[Data excerpts]
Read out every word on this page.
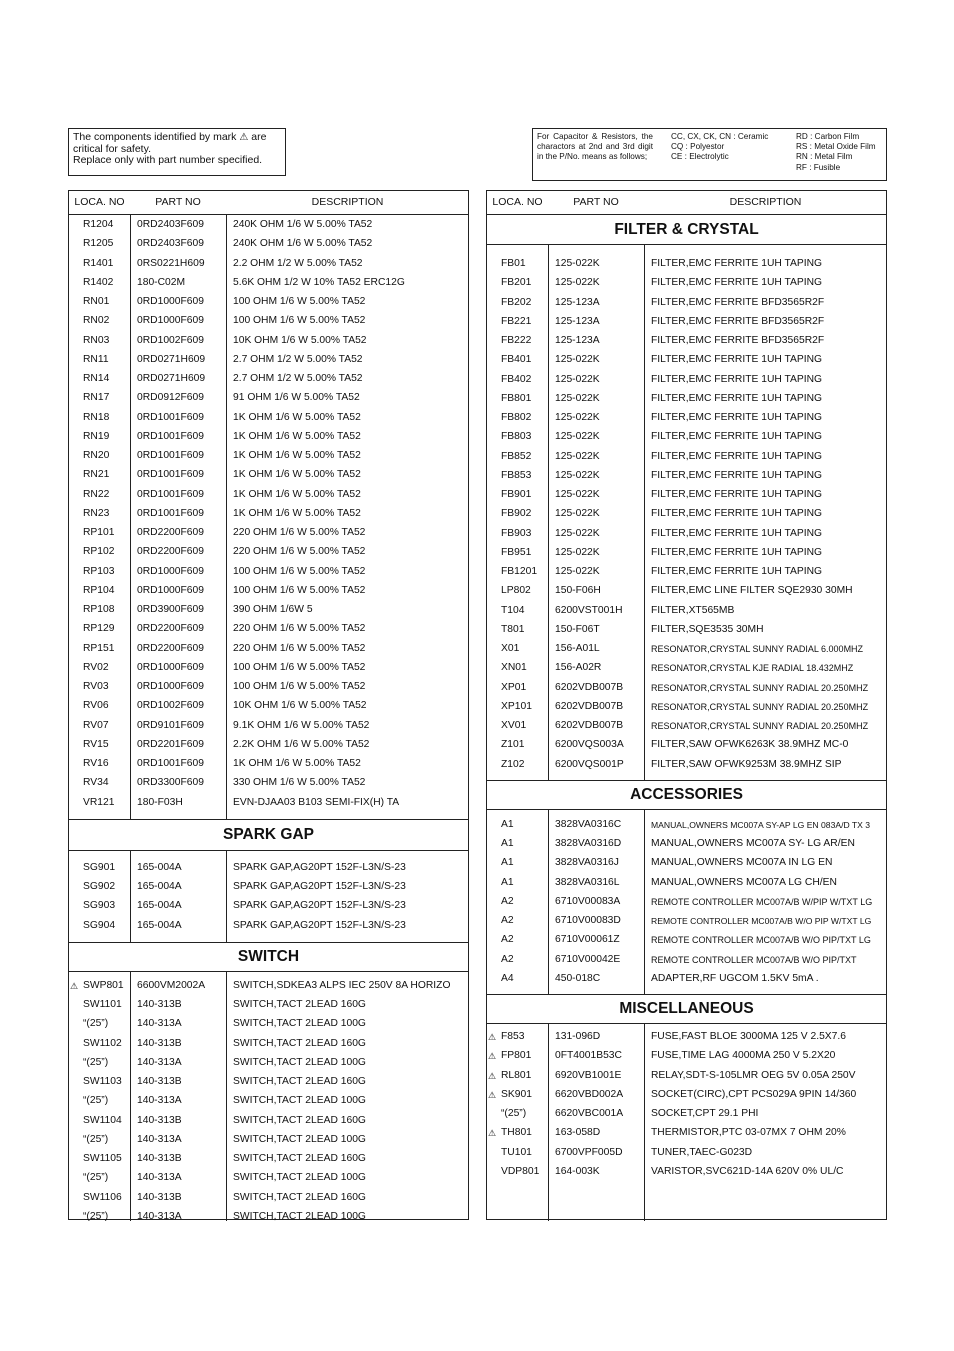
The components identified by mark ⚠ are
critical for safety.
Replace only with part number specified.
For Capacitor & Resistors, the charactors at 2nd and 3rd digit in the P/No. means as follows;
CC, CX, CK, CN : Ceramic
CQ : Polyestor
CE : Electrolytic
RD : Carbon Film
RS : Metal Oxide Film
RN : Metal Film
RF : Fusible
LOCA. NO	PART NO	DESCRIPTION
R1204 0RD2403F609	240K OHM 1/6 W 5.00% TA52
R1205 0RD2403F609	240K OHM 1/6 W 5.00% TA52
R1401 0RS0221H609	2.2 OHM 1/2 W 5.00% TA52
R1402 180-C02M	5.6K OHM 1/2 W 10% TA52 ERC12G
RN01	0RD1000F609	100 OHM 1/6 W 5.00% TA52
RN02	0RD1000F609	100 OHM 1/6 W 5.00% TA52
RN03	0RD1002F609	10K OHM 1/6 W 5.00% TA52
RN11	0RD0271H609	2.7 OHM 1/2 W 5.00% TA52
RN14	0RD0271H609	2.7 OHM 1/2 W 5.00% TA52
RN17	0RD0912F609	91 OHM 1/6 W 5.00% TA52
RN18	0RD1001F609	1K OHM 1/6 W 5.00% TA52
RN19	0RD1001F609	1K OHM 1/6 W 5.00% TA52
RN20	0RD1001F609	1K OHM 1/6 W 5.00% TA52
RN21	0RD1001F609	1K OHM 1/6 W 5.00% TA52
RN22	0RD1001F609	1K OHM 1/6 W 5.00% TA52
RN23	0RD1001F609	1K OHM 1/6 W 5.00% TA52
RP101 0RD2200F609	220 OHM 1/6 W 5.00% TA52
RP102 0RD2200F609	220 OHM 1/6 W 5.00% TA52
RP103 0RD1000F609	100 OHM 1/6 W 5.00% TA52
RP104 0RD1000F609	100 OHM 1/6 W 5.00% TA52
RP108 0RD3900F609	390 OHM 1/6W 5
RP129 0RD2200F609	220 OHM 1/6 W 5.00% TA52
RP151 0RD2200F609	220 OHM 1/6 W 5.00% TA52
RV02	0RD1000F609	100 OHM 1/6 W 5.00% TA52
RV03	0RD1000F609	100 OHM 1/6 W 5.00% TA52
RV06	0RD1002F609	10K OHM 1/6 W 5.00% TA52
RV07	0RD9101F609	9.1K OHM 1/6 W 5.00% TA52
RV15	0RD2201F609	2.2K OHM 1/6 W 5.00% TA52
RV16	0RD1001F609	1K OHM 1/6 W 5.00% TA52
RV34	0RD3300F609	330 OHM 1/6 W 5.00% TA52
VR121 180-F03H	EVN-DJAA03 B103 SEMI-FIX(H) TA
SPARK GAP
SG901 165-004A	SPARK GAP,AG20PT 152F-L3N/S-23
SG902 165-004A	SPARK GAP,AG20PT 152F-L3N/S-23
SG903 165-004A	SPARK GAP,AG20PT 152F-L3N/S-23
SG904 165-004A	SPARK GAP,AG20PT 152F-L3N/S-23
SWITCH
⚠ SWP801 6600VM2002A	SWITCH,SDKEA3 ALPS IEC 250V 8A HORIZO
SW1101 140-313B	SWITCH,TACT 2LEAD 160G
“(25”)	140-313A	SWITCH,TACT 2LEAD 100G
SW1102 140-313B	SWITCH,TACT 2LEAD 160G
“(25”)	140-313A	SWITCH,TACT 2LEAD 100G
SW1103 140-313B	SWITCH,TACT 2LEAD 160G
“(25”)	140-313A	SWITCH,TACT 2LEAD 100G
SW1104 140-313B	SWITCH,TACT 2LEAD 160G
“(25”)	140-313A	SWITCH,TACT 2LEAD 100G
SW1105 140-313B	SWITCH,TACT 2LEAD 160G
“(25”)	140-313A	SWITCH,TACT 2LEAD 100G
SW1106 140-313B	SWITCH,TACT 2LEAD 160G
“(25”)	140-313A	SWITCH,TACT 2LEAD 100G
LOCA. NO	PART NO	DESCRIPTION
FILTER & CRYSTAL
FB01	125-022K	FILTER,EMC FERRITE 1UH TAPING
FB201 125-022K	FILTER,EMC FERRITE 1UH TAPING
FB202 125-123A	FILTER,EMC FERRITE BFD3565R2F
FB221 125-123A	FILTER,EMC FERRITE BFD3565R2F
FB222 125-123A	FILTER,EMC FERRITE BFD3565R2F
FB401 125-022K	FILTER,EMC FERRITE 1UH TAPING
FB402 125-022K	FILTER,EMC FERRITE 1UH TAPING
FB801 125-022K	FILTER,EMC FERRITE 1UH TAPING
FB802 125-022K	FILTER,EMC FERRITE 1UH TAPING
FB803 125-022K	FILTER,EMC FERRITE 1UH TAPING
FB852 125-022K	FILTER,EMC FERRITE 1UH TAPING
FB853 125-022K	FILTER,EMC FERRITE 1UH TAPING
FB901 125-022K	FILTER,EMC FERRITE 1UH TAPING
FB902 125-022K	FILTER,EMC FERRITE 1UH TAPING
FB903 125-022K	FILTER,EMC FERRITE 1UH TAPING
FB951 125-022K	FILTER,EMC FERRITE 1UH TAPING
FB1201 125-022K	FILTER,EMC FERRITE 1UH TAPING
LP802 150-F06H	FILTER,EMC LINE FILTER SQE2930 30MH
T104	6200VST001H	FILTER,XT565MB
T801	150-F06T	FILTER,SQE3535 30MH
X01	156-A01L	RESONATOR,CRYSTAL SUNNY RADIAL 6.000MHZ
XN01	156-A02R	RESONATOR,CRYSTAL KJE RADIAL 18.432MHZ
XP01	6202VDB007B	RESONATOR,CRYSTAL SUNNY RADIAL 20.250MHZ
XP101 6202VDB007B	RESONATOR,CRYSTAL SUNNY RADIAL 20.250MHZ
XV01	6202VDB007B	RESONATOR,CRYSTAL SUNNY RADIAL 20.250MHZ
Z101	6200VQS003A	FILTER,SAW OFWK6263K 38.9MHZ MC-0
Z102	6200VQS001P	FILTER,SAW OFWK9253M 38.9MHZ SIP
ACCESSORIES
A1	3828VA0316C	MANUAL,OWNERS MC007A SY-AP LG EN 083A/D TX 3
A1	3828VA0316D	MANUAL,OWNERS MC007A SY- LG AR/EN
A1	3828VA0316J	MANUAL,OWNERS MC007A IN LG EN
A1	3828VA0316L	MANUAL,OWNERS MC007A LG CH/EN
A2	6710V00083A	REMOTE CONTROLLER MC007A/B W/PIP W/TXT LG
A2	6710V00083D	REMOTE CONTROLLER MC007A/B W/O PIP W/TXT LG
A2	6710V00061Z	REMOTE CONTROLLER MC007A/B W/O PIP/TXT LG
A2	6710V00042E	REMOTE CONTROLLER MC007A/B W/O PIP/TXT
A4	450-018C	ADAPTER,RF UGCOM 1.5KV 5mA .
MISCELLANEOUS
⚠ F853	131-096D	FUSE,FAST BLOE 3000MA 125 V 2.5X7.6
⚠ FP801 0FT4001B53C	FUSE,TIME LAG 4000MA 250 V 5.2X20
⚠ RL801 6920VB1001E	RELAY,SDT-S-105LMR OEG 5V 0.05A 250V
⚠ SK901 6620VBD002A	SOCKET(CIRC),CPT PCS029A 9PIN 14/360
“(25”)	6620VBC001A	SOCKET,CPT 29.1 PHI
⚠ TH801 163-058D	THERMISTOR,PTC 03-07MX 7 OHM 20%
TU101 6700VPF005D	TUNER,TAEC-G023D
VDP801 164-003K	VARISTOR,SVC621D-14A 620V 0% UL/C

--- Exercise instructions ---
Reproduce the material above in full, exactly, with no images.

--- Exercise answer ---
Read out every word on this page.
The components identified by mark ⚠ are
critical for safety.
Replace only with part number specified.
For Capacitor & Resistors, the charactors at 2nd and 3rd digit in the P/No. means as follows;
CC, CX, CK, CN : Ceramic
CQ : Polyestor
CE : Electrolytic
RD : Carbon Film
RS : Metal Oxide Film
RN : Metal Film
RF : Fusible
LOCA. NO	PART NO	DESCRIPTION
R1204 0RD2403F609	240K OHM 1/6 W 5.00% TA52
R1205 0RD2403F609	240K OHM 1/6 W 5.00% TA52
R1401 0RS0221H609	2.2 OHM 1/2 W 5.00% TA52
R1402 180-C02M	5.6K OHM 1/2 W 10% TA52 ERC12G
RN01	0RD1000F609	100 OHM 1/6 W 5.00% TA52
RN02	0RD1000F609	100 OHM 1/6 W 5.00% TA52
RN03	0RD1002F609	10K OHM 1/6 W 5.00% TA52
RN11	0RD0271H609	2.7 OHM 1/2 W 5.00% TA52
RN14	0RD0271H609	2.7 OHM 1/2 W 5.00% TA52
RN17	0RD0912F609	91 OHM 1/6 W 5.00% TA52
RN18	0RD1001F609	1K OHM 1/6 W 5.00% TA52
RN19	0RD1001F609	1K OHM 1/6 W 5.00% TA52
RN20	0RD1001F609	1K OHM 1/6 W 5.00% TA52
RN21	0RD1001F609	1K OHM 1/6 W 5.00% TA52
RN22	0RD1001F609	1K OHM 1/6 W 5.00% TA52
RN23	0RD1001F609	1K OHM 1/6 W 5.00% TA52
RP101 0RD2200F609	220 OHM 1/6 W 5.00% TA52
RP102 0RD2200F609	220 OHM 1/6 W 5.00% TA52
RP103 0RD1000F609	100 OHM 1/6 W 5.00% TA52
RP104 0RD1000F609	100 OHM 1/6 W 5.00% TA52
RP108 0RD3900F609	390 OHM 1/6W 5
RP129 0RD2200F609	220 OHM 1/6 W 5.00% TA52
RP151 0RD2200F609	220 OHM 1/6 W 5.00% TA52
RV02	0RD1000F609	100 OHM 1/6 W 5.00% TA52
RV03	0RD1000F609	100 OHM 1/6 W 5.00% TA52
RV06	0RD1002F609	10K OHM 1/6 W 5.00% TA52
RV07	0RD9101F609	9.1K OHM 1/6 W 5.00% TA52
RV15	0RD2201F609	2.2K OHM 1/6 W 5.00% TA52
RV16	0RD1001F609	1K OHM 1/6 W 5.00% TA52
RV34	0RD3300F609	330 OHM 1/6 W 5.00% TA52
VR121 180-F03H	EVN-DJAA03 B103 SEMI-FIX(H) TA
SPARK GAP
SG901 165-004A	SPARK GAP,AG20PT 152F-L3N/S-23
SG902 165-004A	SPARK GAP,AG20PT 152F-L3N/S-23
SG903 165-004A	SPARK GAP,AG20PT 152F-L3N/S-23
SG904 165-004A	SPARK GAP,AG20PT 152F-L3N/S-23
SWITCH
⚠ SWP801 6600VM2002A	SWITCH,SDKEA3 ALPS IEC 250V 8A HORIZO
SW1101 140-313B	SWITCH,TACT 2LEAD 160G
“(25”)	140-313A	SWITCH,TACT 2LEAD 100G
SW1102 140-313B	SWITCH,TACT 2LEAD 160G
“(25”)	140-313A	SWITCH,TACT 2LEAD 100G
SW1103 140-313B	SWITCH,TACT 2LEAD 160G
“(25”)	140-313A	SWITCH,TACT 2LEAD 100G
SW1104 140-313B	SWITCH,TACT 2LEAD 160G
“(25”)	140-313A	SWITCH,TACT 2LEAD 100G
SW1105 140-313B	SWITCH,TACT 2LEAD 160G
“(25”)	140-313A	SWITCH,TACT 2LEAD 100G
SW1106 140-313B	SWITCH,TACT 2LEAD 160G
“(25”)	140-313A	SWITCH,TACT 2LEAD 100G
LOCA. NO	PART NO	DESCRIPTION
FILTER & CRYSTAL
FB01	125-022K	FILTER,EMC FERRITE 1UH TAPING
FB201 125-022K	FILTER,EMC FERRITE 1UH TAPING
FB202 125-123A	FILTER,EMC FERRITE BFD3565R2F
FB221 125-123A	FILTER,EMC FERRITE BFD3565R2F
FB222 125-123A	FILTER,EMC FERRITE BFD3565R2F
FB401 125-022K	FILTER,EMC FERRITE 1UH TAPING
FB402 125-022K	FILTER,EMC FERRITE 1UH TAPING
FB801 125-022K	FILTER,EMC FERRITE 1UH TAPING
FB802 125-022K	FILTER,EMC FERRITE 1UH TAPING
FB803 125-022K	FILTER,EMC FERRITE 1UH TAPING
FB852 125-022K	FILTER,EMC FERRITE 1UH TAPING
FB853 125-022K	FILTER,EMC FERRITE 1UH TAPING
FB901 125-022K	FILTER,EMC FERRITE 1UH TAPING
FB902 125-022K	FILTER,EMC FERRITE 1UH TAPING
FB903 125-022K	FILTER,EMC FERRITE 1UH TAPING
FB951 125-022K	FILTER,EMC FERRITE 1UH TAPING
FB1201 125-022K	FILTER,EMC FERRITE 1UH TAPING
LP802 150-F06H	FILTER,EMC LINE FILTER SQE2930 30MH
T104	6200VST001H	FILTER,XT565MB
T801	150-F06T	FILTER,SQE3535 30MH
X01	156-A01L	RESONATOR,CRYSTAL SUNNY RADIAL 6.000MHZ
XN01	156-A02R	RESONATOR,CRYSTAL KJE RADIAL 18.432MHZ
XP01	6202VDB007B	RESONATOR,CRYSTAL SUNNY RADIAL 20.250MHZ
XP101 6202VDB007B	RESONATOR,CRYSTAL SUNNY RADIAL 20.250MHZ
XV01	6202VDB007B	RESONATOR,CRYSTAL SUNNY RADIAL 20.250MHZ
Z101	6200VQS003A	FILTER,SAW OFWK6263K 38.9MHZ MC-0
Z102	6200VQS001P	FILTER,SAW OFWK9253M 38.9MHZ SIP
ACCESSORIES
A1	3828VA0316C	MANUAL,OWNERS MC007A SY-AP LG EN 083A/D TX 3
A1	3828VA0316D	MANUAL,OWNERS MC007A SY- LG AR/EN
A1	3828VA0316J	MANUAL,OWNERS MC007A IN LG EN
A1	3828VA0316L	MANUAL,OWNERS MC007A LG CH/EN
A2	6710V00083A	REMOTE CONTROLLER MC007A/B W/PIP W/TXT LG
A2	6710V00083D	REMOTE CONTROLLER MC007A/B W/O PIP W/TXT LG
A2	6710V00061Z	REMOTE CONTROLLER MC007A/B W/O PIP/TXT LG
A2	6710V00042E	REMOTE CONTROLLER MC007A/B W/O PIP/TXT
A4	450-018C	ADAPTER,RF UGCOM 1.5KV 5mA .
MISCELLANEOUS
⚠ F853	131-096D	FUSE,FAST BLOE 3000MA 125 V 2.5X7.6
⚠ FP801 0FT4001B53C	FUSE,TIME LAG 4000MA 250 V 5.2X20
⚠ RL801 6920VB1001E	RELAY,SDT-S-105LMR OEG 5V 0.05A 250V
⚠ SK901 6620VBD002A	SOCKET(CIRC),CPT PCS029A 9PIN 14/360
“(25”)	6620VBC001A	SOCKET,CPT 29.1 PHI
⚠ TH801 163-058D	THERMISTOR,PTC 03-07MX 7 OHM 20%
TU101 6700VPF005D	TUNER,TAEC-G023D
VDP801 164-003K	VARISTOR,SVC621D-14A 620V 0% UL/C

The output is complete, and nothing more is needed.